▶ _Dataset entries_:
○ ○ ○ ○

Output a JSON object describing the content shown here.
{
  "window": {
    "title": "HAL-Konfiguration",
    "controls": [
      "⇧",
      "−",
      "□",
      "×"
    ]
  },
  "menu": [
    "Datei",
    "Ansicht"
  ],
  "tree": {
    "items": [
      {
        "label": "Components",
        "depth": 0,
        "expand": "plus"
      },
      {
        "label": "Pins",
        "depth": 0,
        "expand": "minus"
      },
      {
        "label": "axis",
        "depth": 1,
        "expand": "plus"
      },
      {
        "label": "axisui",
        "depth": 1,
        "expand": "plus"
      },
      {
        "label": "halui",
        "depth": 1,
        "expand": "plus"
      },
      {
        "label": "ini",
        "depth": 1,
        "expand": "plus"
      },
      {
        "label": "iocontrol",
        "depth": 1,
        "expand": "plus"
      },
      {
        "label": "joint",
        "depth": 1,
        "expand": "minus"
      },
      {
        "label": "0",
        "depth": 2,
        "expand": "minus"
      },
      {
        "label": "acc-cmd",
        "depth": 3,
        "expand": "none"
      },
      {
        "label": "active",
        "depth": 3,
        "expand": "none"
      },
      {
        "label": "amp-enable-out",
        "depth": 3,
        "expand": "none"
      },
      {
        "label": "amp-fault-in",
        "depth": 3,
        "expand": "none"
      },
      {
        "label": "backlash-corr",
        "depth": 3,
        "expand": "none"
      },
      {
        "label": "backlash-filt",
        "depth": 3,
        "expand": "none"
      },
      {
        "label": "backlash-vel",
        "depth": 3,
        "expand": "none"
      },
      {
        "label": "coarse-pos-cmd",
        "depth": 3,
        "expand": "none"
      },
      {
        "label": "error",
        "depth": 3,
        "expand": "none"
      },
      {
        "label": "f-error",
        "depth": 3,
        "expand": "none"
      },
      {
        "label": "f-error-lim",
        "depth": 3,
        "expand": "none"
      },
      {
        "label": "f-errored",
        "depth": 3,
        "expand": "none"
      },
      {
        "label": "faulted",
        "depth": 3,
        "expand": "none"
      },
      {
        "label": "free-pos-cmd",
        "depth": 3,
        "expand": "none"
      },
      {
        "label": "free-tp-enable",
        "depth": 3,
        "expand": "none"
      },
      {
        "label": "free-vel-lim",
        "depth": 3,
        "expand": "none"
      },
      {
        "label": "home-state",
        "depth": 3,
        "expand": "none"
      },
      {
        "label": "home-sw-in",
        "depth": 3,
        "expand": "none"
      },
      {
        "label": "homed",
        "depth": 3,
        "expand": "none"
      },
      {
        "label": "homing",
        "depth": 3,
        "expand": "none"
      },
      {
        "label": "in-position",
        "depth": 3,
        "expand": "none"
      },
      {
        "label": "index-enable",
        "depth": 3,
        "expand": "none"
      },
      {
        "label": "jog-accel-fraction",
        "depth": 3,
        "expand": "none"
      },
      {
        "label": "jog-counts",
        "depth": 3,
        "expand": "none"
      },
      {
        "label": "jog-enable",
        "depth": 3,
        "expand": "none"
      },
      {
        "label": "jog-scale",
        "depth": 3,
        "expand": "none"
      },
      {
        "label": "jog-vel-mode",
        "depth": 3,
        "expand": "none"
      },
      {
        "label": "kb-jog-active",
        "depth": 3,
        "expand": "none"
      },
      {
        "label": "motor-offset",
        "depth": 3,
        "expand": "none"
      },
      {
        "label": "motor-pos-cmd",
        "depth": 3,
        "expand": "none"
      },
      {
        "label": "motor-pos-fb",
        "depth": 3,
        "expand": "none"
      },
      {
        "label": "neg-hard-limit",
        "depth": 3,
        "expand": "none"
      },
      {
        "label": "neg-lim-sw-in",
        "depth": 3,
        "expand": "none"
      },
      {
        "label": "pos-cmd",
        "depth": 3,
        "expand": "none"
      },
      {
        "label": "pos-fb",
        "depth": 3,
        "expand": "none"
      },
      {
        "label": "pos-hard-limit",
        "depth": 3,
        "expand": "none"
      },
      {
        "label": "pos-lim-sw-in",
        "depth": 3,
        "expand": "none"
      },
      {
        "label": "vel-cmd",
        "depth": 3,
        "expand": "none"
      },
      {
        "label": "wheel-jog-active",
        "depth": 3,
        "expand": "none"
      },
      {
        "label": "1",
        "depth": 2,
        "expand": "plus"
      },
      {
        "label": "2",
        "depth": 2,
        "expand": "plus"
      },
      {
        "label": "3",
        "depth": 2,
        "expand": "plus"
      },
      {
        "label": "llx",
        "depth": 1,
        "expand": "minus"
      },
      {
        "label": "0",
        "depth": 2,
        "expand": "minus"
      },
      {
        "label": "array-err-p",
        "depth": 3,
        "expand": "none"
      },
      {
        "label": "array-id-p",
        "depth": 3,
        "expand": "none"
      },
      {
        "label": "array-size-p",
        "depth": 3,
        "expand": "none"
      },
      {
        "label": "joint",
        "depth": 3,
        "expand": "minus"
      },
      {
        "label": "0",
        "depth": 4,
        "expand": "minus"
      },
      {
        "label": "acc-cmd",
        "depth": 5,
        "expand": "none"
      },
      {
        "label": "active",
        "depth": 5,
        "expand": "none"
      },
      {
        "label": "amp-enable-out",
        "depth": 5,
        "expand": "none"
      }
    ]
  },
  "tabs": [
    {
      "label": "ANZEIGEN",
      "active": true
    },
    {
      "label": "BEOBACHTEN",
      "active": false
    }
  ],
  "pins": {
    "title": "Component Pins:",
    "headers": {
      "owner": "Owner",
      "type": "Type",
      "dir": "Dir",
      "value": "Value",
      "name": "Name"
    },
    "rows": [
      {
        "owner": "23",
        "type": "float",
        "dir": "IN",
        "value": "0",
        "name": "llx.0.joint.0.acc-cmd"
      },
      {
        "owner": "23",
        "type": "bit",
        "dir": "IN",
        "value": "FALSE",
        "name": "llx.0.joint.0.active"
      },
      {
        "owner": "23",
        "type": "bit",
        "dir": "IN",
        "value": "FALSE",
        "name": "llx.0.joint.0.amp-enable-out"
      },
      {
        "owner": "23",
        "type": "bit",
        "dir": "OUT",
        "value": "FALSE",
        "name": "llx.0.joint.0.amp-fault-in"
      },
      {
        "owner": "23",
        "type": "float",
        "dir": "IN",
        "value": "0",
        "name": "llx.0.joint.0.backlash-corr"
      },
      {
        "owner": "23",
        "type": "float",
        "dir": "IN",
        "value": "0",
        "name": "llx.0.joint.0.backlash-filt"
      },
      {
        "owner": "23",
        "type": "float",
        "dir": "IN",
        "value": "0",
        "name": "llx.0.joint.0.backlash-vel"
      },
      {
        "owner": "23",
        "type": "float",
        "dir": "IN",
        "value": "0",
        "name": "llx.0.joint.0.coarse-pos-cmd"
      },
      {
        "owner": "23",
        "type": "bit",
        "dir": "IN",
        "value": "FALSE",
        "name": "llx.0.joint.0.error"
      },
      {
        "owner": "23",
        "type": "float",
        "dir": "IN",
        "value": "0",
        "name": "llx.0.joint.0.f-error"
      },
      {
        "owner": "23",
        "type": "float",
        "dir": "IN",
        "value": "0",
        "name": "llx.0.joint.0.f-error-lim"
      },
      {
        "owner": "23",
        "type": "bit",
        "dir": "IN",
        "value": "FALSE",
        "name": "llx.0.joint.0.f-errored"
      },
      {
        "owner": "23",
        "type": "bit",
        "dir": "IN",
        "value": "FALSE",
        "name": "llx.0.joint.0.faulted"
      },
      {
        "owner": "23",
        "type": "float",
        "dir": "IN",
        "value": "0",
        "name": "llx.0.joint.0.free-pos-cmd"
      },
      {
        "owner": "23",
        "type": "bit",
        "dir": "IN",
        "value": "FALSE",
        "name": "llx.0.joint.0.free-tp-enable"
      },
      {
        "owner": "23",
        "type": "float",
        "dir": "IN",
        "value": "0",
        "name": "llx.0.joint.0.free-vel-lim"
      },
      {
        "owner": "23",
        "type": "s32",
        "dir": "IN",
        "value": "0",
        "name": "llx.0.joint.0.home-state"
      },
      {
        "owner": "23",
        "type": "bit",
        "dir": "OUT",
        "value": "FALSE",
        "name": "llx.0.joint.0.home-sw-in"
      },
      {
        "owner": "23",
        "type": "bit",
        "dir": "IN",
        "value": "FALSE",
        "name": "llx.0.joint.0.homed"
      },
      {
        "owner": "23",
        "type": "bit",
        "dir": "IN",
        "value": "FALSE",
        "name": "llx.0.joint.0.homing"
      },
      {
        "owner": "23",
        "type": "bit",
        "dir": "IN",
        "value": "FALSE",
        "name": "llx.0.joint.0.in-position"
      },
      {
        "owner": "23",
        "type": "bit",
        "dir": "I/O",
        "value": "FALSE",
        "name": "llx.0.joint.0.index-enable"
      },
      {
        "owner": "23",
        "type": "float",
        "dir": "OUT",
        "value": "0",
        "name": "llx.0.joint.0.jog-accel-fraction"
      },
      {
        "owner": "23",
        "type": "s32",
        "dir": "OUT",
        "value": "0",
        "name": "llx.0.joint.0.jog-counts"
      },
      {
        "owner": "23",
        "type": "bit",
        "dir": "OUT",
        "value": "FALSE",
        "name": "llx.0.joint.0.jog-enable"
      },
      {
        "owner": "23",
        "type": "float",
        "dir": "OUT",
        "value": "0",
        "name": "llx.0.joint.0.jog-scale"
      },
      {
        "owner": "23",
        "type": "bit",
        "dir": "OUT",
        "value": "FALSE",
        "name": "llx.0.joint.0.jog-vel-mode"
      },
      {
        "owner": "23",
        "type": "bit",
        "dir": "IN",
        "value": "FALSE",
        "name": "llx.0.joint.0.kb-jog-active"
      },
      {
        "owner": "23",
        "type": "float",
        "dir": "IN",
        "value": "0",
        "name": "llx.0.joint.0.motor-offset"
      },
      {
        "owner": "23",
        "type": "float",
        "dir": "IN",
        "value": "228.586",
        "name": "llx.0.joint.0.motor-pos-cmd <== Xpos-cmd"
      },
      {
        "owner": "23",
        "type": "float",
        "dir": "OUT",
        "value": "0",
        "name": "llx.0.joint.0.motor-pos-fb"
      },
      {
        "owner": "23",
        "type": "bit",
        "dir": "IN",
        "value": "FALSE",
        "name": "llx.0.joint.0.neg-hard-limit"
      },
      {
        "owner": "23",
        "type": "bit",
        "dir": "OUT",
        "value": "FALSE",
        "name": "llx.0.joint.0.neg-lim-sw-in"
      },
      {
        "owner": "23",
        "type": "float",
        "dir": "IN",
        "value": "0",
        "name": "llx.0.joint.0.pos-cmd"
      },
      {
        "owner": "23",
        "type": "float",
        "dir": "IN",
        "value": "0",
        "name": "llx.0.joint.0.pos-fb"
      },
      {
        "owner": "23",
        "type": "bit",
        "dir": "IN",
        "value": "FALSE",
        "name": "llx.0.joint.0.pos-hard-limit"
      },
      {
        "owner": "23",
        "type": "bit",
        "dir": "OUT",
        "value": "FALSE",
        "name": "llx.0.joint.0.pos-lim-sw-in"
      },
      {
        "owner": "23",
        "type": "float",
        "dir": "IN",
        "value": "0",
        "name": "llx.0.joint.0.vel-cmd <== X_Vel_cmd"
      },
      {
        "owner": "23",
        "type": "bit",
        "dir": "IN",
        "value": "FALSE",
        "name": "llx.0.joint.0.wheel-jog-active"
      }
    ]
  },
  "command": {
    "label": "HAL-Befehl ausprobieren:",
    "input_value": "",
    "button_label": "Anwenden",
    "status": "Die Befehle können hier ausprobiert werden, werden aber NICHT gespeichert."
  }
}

○ ○ ○ ○

▶ _Goal_: Choose all lines containing the string "homing" and copy them out.

▶ _Solved problem_:
        "label": "homing",
        "name": "llx.0.joint.0.homing"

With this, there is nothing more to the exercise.